[Data section start]
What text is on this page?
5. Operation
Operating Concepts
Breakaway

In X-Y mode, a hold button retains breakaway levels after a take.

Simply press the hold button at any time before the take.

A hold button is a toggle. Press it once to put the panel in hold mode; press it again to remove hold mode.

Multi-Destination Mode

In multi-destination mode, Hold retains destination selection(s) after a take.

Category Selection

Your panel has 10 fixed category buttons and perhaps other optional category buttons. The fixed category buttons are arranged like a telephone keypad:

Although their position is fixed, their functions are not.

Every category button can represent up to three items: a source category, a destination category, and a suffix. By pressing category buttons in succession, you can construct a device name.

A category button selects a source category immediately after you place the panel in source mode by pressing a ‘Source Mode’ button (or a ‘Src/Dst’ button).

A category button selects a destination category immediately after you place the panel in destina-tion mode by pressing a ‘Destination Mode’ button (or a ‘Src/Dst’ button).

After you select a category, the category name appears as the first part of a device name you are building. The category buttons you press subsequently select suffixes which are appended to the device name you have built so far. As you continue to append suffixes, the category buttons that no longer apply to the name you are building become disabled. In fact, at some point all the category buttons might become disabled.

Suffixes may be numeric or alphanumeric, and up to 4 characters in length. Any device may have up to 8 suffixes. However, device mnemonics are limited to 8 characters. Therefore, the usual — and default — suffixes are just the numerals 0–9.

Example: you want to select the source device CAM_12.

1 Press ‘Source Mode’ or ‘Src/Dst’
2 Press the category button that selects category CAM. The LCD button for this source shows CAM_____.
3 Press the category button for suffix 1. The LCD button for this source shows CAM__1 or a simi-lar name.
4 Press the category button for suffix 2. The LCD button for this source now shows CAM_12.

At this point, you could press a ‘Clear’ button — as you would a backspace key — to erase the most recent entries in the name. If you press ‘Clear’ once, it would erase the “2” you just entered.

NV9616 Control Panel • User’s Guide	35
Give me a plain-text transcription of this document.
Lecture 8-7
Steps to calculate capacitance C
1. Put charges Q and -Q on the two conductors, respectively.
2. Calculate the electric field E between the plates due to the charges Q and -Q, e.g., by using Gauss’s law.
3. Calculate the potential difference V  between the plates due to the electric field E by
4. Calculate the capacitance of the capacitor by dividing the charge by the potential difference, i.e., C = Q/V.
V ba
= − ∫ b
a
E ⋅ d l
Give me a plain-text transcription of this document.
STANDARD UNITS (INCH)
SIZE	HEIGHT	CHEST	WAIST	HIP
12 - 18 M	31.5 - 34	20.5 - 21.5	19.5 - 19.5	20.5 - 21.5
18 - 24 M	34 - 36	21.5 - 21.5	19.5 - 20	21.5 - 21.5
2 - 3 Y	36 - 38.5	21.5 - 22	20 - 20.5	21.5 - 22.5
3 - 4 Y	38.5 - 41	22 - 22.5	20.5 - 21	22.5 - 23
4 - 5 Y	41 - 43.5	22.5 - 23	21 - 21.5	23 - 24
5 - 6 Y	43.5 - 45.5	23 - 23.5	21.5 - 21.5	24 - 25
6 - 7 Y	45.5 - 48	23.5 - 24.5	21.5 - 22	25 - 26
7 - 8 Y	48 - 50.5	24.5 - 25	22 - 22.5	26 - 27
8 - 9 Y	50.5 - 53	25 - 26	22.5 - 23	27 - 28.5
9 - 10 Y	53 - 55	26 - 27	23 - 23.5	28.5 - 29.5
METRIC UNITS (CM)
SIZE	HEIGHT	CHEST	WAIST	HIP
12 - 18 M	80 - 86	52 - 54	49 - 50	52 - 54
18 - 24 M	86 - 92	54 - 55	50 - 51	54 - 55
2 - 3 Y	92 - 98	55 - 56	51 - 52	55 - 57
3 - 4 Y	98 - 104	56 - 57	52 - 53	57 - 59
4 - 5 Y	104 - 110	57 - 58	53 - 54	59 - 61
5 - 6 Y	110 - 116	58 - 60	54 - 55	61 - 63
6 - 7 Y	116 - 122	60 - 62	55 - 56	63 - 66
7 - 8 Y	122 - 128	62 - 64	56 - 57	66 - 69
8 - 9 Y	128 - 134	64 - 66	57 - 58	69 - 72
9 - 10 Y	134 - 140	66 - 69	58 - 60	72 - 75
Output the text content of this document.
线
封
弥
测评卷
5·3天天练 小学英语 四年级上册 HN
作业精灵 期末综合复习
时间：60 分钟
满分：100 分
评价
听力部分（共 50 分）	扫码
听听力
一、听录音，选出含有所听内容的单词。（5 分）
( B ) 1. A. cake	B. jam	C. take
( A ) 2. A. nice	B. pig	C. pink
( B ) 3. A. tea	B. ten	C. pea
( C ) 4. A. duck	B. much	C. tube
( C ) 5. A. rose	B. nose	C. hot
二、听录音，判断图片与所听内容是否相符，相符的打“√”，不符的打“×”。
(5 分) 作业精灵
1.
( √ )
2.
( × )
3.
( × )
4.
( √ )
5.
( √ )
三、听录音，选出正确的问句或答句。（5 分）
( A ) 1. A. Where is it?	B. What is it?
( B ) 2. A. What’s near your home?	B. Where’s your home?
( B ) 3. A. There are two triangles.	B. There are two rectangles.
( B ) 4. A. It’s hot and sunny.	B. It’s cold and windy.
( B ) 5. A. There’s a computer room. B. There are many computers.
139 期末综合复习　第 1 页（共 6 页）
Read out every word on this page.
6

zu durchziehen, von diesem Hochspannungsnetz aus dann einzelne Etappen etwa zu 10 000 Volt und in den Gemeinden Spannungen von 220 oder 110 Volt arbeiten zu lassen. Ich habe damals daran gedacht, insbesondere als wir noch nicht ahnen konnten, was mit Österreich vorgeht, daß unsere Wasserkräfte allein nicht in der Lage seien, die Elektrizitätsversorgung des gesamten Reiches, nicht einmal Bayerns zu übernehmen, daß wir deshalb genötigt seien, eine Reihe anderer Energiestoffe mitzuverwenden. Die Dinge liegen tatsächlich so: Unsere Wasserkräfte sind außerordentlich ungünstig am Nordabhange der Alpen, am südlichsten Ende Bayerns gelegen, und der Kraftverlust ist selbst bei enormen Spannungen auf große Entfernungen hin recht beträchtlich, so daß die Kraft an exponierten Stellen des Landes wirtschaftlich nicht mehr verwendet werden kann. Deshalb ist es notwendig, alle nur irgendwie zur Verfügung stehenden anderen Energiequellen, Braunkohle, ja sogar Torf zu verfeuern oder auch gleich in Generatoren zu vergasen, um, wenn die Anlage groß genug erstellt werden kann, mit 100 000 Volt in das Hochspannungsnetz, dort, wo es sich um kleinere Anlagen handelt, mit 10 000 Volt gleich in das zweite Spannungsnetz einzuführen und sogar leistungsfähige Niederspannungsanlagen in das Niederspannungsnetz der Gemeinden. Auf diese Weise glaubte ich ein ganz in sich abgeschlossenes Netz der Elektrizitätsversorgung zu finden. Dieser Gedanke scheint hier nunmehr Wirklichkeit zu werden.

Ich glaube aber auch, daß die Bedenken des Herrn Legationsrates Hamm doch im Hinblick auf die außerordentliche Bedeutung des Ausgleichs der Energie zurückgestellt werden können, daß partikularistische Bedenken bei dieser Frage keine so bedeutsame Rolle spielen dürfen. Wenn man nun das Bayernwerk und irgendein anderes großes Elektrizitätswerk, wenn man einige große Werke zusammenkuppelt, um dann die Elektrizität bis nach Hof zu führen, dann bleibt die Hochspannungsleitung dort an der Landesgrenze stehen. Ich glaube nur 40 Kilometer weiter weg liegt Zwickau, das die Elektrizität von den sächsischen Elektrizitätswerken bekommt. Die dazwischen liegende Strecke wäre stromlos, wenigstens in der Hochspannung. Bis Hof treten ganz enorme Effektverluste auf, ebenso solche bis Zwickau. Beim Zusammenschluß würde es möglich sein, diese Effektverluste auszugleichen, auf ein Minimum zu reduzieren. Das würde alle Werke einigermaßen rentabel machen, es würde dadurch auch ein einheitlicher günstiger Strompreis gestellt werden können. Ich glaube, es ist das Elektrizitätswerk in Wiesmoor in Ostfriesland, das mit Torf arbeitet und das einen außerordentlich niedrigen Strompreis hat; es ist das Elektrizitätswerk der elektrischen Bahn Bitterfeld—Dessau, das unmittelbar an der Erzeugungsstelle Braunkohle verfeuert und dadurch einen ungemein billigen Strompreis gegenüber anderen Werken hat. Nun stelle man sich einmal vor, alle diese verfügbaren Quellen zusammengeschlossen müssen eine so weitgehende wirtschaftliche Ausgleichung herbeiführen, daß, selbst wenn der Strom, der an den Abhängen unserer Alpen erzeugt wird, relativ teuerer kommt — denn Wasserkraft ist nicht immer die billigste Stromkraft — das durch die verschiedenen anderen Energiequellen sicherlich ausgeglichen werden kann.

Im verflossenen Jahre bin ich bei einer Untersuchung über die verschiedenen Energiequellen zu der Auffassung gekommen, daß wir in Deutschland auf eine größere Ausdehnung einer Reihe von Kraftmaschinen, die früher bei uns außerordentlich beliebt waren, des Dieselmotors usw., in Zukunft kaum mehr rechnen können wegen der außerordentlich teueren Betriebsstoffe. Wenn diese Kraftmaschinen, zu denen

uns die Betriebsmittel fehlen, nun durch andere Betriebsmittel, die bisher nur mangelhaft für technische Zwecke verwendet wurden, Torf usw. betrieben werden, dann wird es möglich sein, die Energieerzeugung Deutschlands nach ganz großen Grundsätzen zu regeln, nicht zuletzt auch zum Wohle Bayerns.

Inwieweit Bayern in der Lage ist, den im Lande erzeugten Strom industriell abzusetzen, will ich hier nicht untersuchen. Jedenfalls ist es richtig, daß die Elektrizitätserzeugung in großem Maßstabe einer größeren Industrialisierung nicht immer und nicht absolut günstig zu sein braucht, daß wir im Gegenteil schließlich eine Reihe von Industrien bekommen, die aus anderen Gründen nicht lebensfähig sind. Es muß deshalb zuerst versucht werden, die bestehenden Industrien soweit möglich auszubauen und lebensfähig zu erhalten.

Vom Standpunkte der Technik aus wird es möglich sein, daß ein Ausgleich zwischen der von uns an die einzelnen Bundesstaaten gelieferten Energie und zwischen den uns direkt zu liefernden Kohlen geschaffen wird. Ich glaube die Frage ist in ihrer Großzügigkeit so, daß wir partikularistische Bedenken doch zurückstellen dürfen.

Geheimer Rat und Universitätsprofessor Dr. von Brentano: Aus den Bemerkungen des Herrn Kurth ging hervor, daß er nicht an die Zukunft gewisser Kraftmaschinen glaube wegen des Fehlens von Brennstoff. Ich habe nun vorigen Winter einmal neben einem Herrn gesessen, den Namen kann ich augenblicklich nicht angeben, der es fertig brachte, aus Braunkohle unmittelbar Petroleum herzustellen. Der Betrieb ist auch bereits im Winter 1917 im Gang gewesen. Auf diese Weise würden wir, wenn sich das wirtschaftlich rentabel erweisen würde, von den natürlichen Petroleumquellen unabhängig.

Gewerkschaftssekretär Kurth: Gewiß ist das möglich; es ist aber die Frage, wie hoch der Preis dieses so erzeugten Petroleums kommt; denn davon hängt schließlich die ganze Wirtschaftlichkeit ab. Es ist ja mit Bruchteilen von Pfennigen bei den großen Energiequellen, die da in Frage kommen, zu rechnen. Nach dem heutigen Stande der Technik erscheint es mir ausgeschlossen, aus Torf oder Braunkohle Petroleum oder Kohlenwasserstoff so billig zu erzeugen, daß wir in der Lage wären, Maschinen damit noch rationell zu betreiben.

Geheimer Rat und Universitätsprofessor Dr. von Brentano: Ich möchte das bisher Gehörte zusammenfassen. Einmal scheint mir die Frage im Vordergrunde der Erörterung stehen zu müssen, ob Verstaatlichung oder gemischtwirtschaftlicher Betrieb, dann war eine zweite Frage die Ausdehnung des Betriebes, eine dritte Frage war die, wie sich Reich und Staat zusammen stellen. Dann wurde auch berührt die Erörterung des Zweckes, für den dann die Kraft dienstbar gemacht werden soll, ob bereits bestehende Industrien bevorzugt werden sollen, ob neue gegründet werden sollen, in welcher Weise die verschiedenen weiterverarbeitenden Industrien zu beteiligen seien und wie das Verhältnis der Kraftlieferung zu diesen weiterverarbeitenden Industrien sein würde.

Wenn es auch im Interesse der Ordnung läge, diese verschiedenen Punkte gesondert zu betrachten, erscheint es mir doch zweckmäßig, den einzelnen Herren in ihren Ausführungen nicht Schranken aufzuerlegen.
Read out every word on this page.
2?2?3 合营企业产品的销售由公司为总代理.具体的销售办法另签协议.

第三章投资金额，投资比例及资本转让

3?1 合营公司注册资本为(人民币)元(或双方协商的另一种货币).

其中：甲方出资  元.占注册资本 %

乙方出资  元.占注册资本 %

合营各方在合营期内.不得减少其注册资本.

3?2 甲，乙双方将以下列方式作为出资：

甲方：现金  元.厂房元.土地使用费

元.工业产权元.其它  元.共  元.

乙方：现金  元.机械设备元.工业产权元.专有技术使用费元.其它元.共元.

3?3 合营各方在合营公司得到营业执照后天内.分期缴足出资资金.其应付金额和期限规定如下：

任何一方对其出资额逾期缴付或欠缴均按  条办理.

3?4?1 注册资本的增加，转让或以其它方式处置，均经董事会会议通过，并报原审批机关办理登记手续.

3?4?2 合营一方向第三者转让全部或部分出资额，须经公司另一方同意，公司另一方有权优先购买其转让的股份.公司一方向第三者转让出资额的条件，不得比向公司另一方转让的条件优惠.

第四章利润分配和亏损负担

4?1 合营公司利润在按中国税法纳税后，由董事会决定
[Data section end]
Filter the listing for the word "shows" and copy every line that holds it.

2 Press the category button that selects category CAM. The LCD button for this source shows CAM_____.
3 Press the category button for suffix 1. The LCD button for this source shows CAM__1 or a simi-lar name.
4 Press the category button for suffix 2. The LCD button for this source now shows CAM_12.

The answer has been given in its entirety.